==== Working data

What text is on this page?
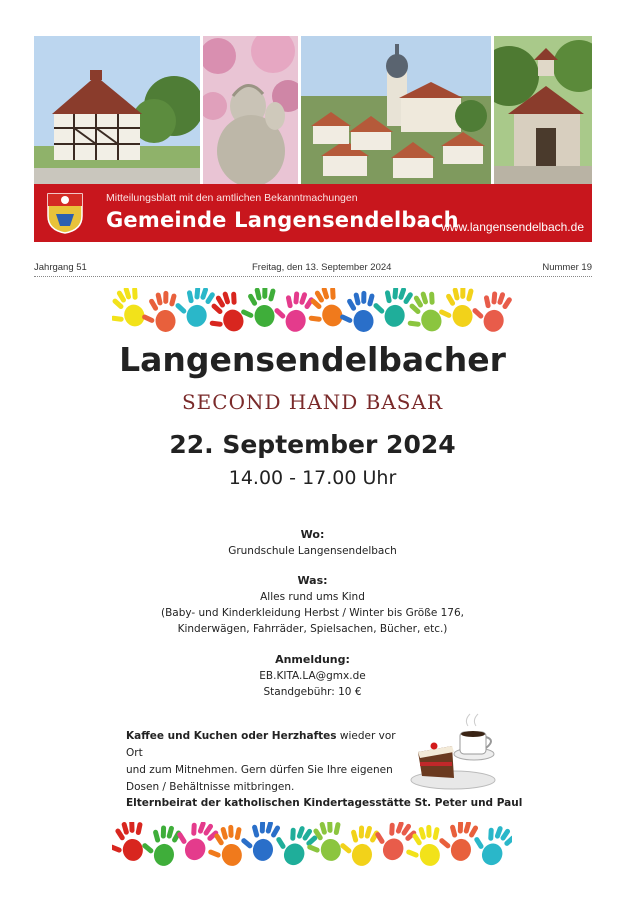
Mitteilungsblatt mit den amtlichen Bekanntmachungen
Gemeinde Langensendelbach
www.langensendelbach.de
Jahrgang 51	Freitag, den 13. September 2024	Nummer 19
Langensendelbacher
SECOND HAND BASAR
22. September 2024
14.00 - 17.00 Uhr
Wo:
Grundschule Langensendelbach
Was:
Alles rund ums Kind
(Baby- und Kinderkleidung Herbst / Winter bis Größe 176,
Kinderwägen, Fahrräder, Spielsachen, Bücher, etc.)
Anmeldung:
EB.KITA.LA@gmx.de
Standgebühr: 10 €
Kaffee und Kuchen oder Herzhaftes wieder vor Ort
und zum Mitnehmen. Gern dürfen Sie Ihre eigenen
Dosen / Behältnisse mitbringen.
Elternbeirat der katholischen Kindertagesstätte St. Peter und Paul
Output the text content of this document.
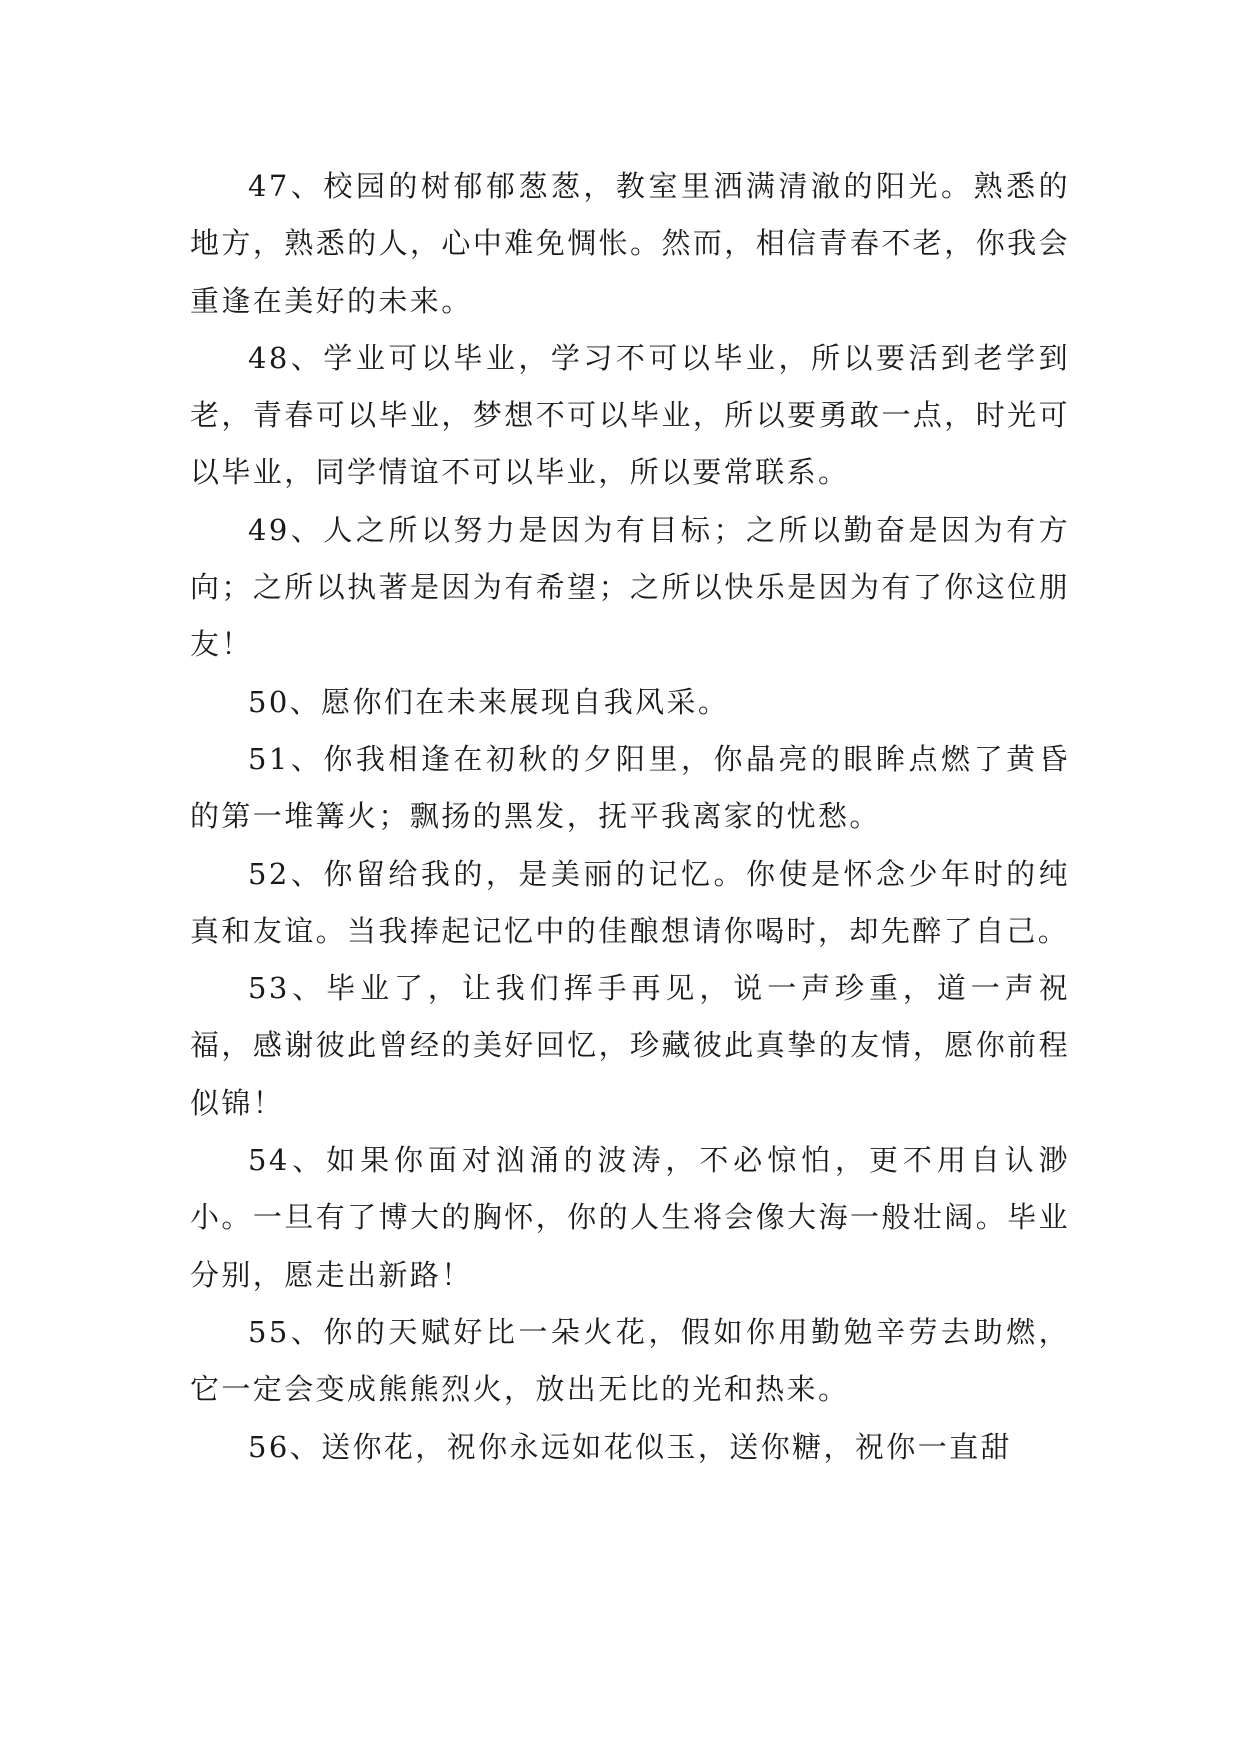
47、校园的树郁郁葱葱，教室里洒满清澈的阳光。熟悉的地方，熟悉的人，心中难免惆怅。然而，相信青春不老，你我会重逢在美好的未来。

48、学业可以毕业，学习不可以毕业，所以要活到老学到老，青春可以毕业，梦想不可以毕业，所以要勇敢一点，时光可以毕业，同学情谊不可以毕业，所以要常联系。

49、人之所以努力是因为有目标；之所以勤奋是因为有方向；之所以执著是因为有希望；之所以快乐是因为有了你这位朋友！

50、愿你们在未来展现自我风采。

51、你我相逢在初秋的夕阳里，你晶亮的眼眸点燃了黄昏的第一堆篝火；飘扬的黑发，抚平我离家的忧愁。

52、你留给我的，是美丽的记忆。你使是怀念少年时的纯真和友谊。当我捧起记忆中的佳酿想请你喝时，却先醉了自己。

53、毕业了，让我们挥手再见，说一声珍重，道一声祝福，感谢彼此曾经的美好回忆，珍藏彼此真挚的友情，愿你前程似锦！

54、如果你面对汹涌的波涛，不必惊怕，更不用自认渺小。一旦有了博大的胸怀，你的人生将会像大海一般壮阔。毕业分别，愿走出新路！

55、你的天赋好比一朵火花，假如你用勤勉辛劳去助燃，它一定会变成熊熊烈火，放出无比的光和热来。

56、送你花，祝你永远如花似玉，送你糖，祝你一直甜
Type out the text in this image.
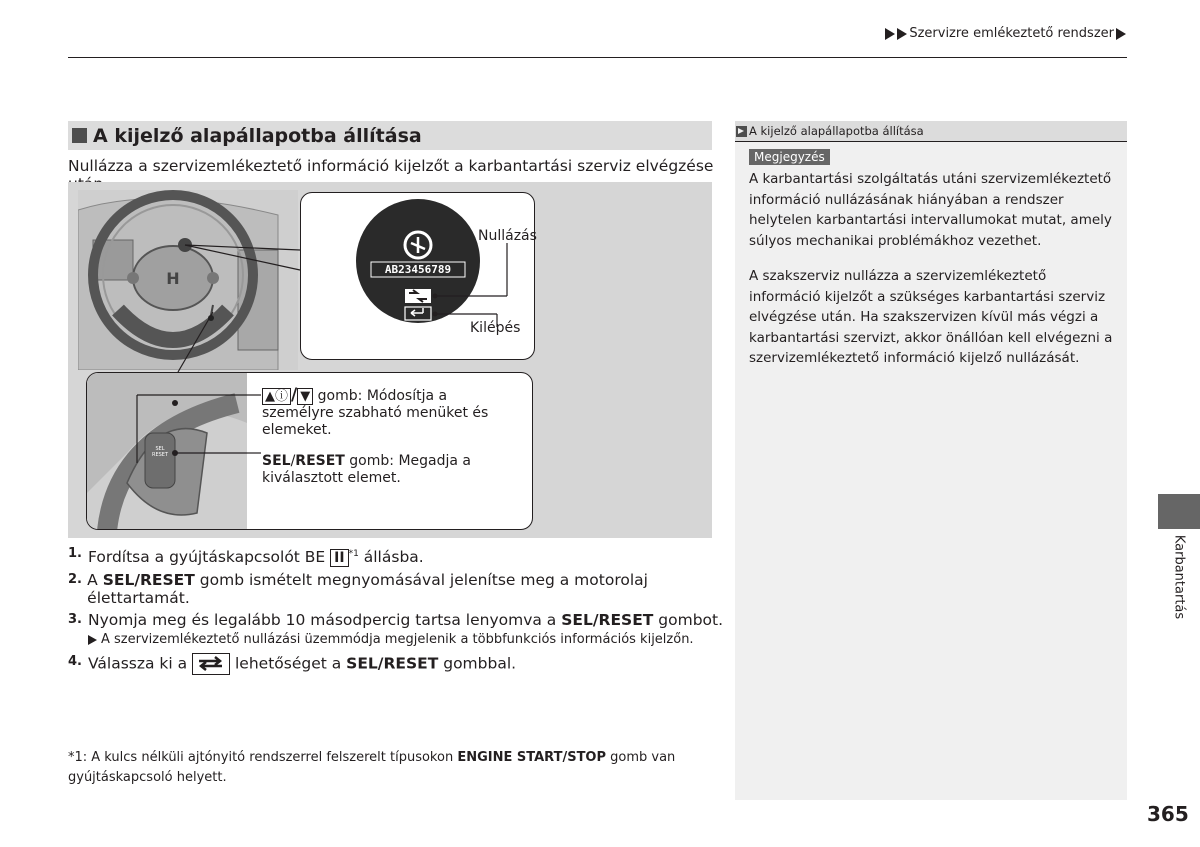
Szervizre emlékeztető rendszer
A kijelző alapállapotba állítása
Nullázza a szervizemlékeztető információ kijelzőt a karbantartási szerviz elvégzése
H	AB23456789
Nullázás
Kilépés
SEL
RESET
▲ⓘ / ▼ gomb: Módosítja a személyre szabható menüket és elemeket.
SEL/RESET gomb: Megadja a kiválasztott elemet.
1. Fordítsa a gyújtáskapcsolót BE II $^{*1}$ állásba.
2. A SEL/RESET gomb ismételt megnyomásával jelenítse meg a motorolaj élettartamát.
3. Nyomja meg és legalább 10 másodpercig tartsa lenyomva a SEL/RESET gombot.
A szervizemlékeztető nullázási üzemmódja megjelenik a többfunkciós információs kijelzőn.
4. Válassza ki a  lehetőséget a SEL/RESET gombbal.
*1: A kulcs nélküli ajtónyitó rendszerrel felszerelt típusokon ENGINE START/STOP gomb van gyújtáskapcsoló helyett.
A kijelző alapállapotba állítása
Megjegyzés
A karbantartási szolgáltatás utáni szervizemlékeztető információ nullázásának hiányában a rendszer helytelen karbantartási intervallumokat mutat, amely súlyos mechanikai problémákhoz vezethet.
A szakszerviz nullázza a szervizemlékeztető információ kijelzőt a szükséges karbantartási szerviz elvégzése után. Ha szakszervizen kívül más végzi a karbantartási szervizt, akkor önállóan kell elvégezni a szervizemlékeztető információ kijelző nullázását.
Karbantartás
365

========

[Required work]: Check each line above for the word "this" and say how many have it, with nothing else.

[Response]: 3